## begin EXTRACT

Author Scott Lynch responds to a critic of the character Zamira Drakasha, a black woman pirate in his fantasy book Red Seas Under Red Skies, the second novel of the Gentleman Bastard series.

rejectedprincesses:

fuckyeahscifiwomenofcolour:

The bolded sections represent quotes from the criticism he received. All the z-snaps are in order.

Your characters are unrealistic stereotpyes of political correctness. Is it really necessary for the sake of popular sensibilities to have in a fantasy what we have in the real world? I read fantasy to get away from politically correct cliches. 

God, yes! If there’s one thing fantasy is just crawling with these days it’s widowed black middle-aged pirate moms. 

Real sea pirates could not be controlled by women, they were vicous rapits and murderers and I am sorry to say it was a man’s world. It is unrealistic wish fulfilment for you and your readers to have so many female pirates, especially if you want to be politically correct about it!

First, I will pretend that your last sentence makes sense because it will save us all time. Second, now you’re pissing me off. 

You know what? Yeah, Zamira Drakasha, middle-aged pirate mother of two, is a wish-fulfillment fantasy. I realized this as she was evolving on the page, and you know what? I fucking embrace it. 

Why shouldn’t middle-aged mothers get a wish-fulfillment character, you sad little bigot? Everyone else does. H.L. Mencken once wrote that “Every normal man must be tempted at times to spit on his hands, hoist the black flag, and begin slitting throats.” I can’t think of anyone to whom that applies more than my own mom, and the mothers on my friends list, with the incredible demands on time and spirit they face in their efforts to raise their kids, preserve their families, and save their own identity/sanity into the bargain. 

Shit yes, Zamira Drakasha, leaping across the gap between burning ships with twin sabers in hand to kick in some fucking heads and sail off into the sunset with her toddlers in her arms and a hold full of plundered goods, is a wish-fulfillment fantasy from hell. I offer her up on a silver platter with a fucking bow on top; I hope she amuses and delights. In my fictional world, opportunities for butt-kicking do not cease merely because one isn’t a beautiful teenager or a muscle-wrapped font of testosterone. In my fictional universe, the main characters are a fat ugly guy and a skinny forgettable guy, with a supporting cast that includes “SBF, 41, nonsmoker, 2 children, buccaneer of no fixed abode, seeks unescorted merchant for light boarding, heavy plunder.”

You don’t like it? Don’t buy my books. Get your own fictional universe. Your cabbage-water vision of worldbuilding bores me to tears. 

As for the “man’s world” thing, religious sentiments and gender prejudices flow differently in this fictional world. Women are regarded as luckier, better sailors than men. It’s regarded as folly for a ship to put to sea without at least one female officer; there are several all-female naval military traditions dating back centuries, and Drakasha comes from one of them. As for claims to “realism,” your complaint is of a kind with those from bigoted hand-wringers who whine that women can’t possibly fly combat aircraft, command naval vessels, serve in infantry actions, work as firefighters, police officers, etc. despite the fact that they do all of those things– and are, for a certainty, doing them all somewhere at this very minute. Tell me that a fit fortyish woman with 25+ years of experience at sea and several decades of live bladefighting practice under her belt isn’t a threat when she runs across the deck toward you, and I’ll tell you something in return– you’re gonna die of stab wounds.

## end EXTRACT

> _TASK GOAL_:
Copy out, word for word, the part of the Zamira Drakasha reply that begins at the words "Your characters are" and stops after "politically correct cliches.".

## begin SUPPLIED DATA

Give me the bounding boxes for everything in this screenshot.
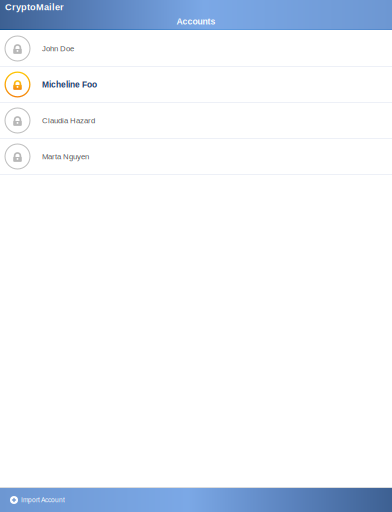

## end SUPPLIED DATA

> _OUTPUT FOR THIS TASK_:
Your characters are unrealistic stereotpyes of political correctness. Is it really necessary for the sake of popular sensibilities to have in a fantasy what we have in the real world? I read fantasy to get away from politically correct cliches.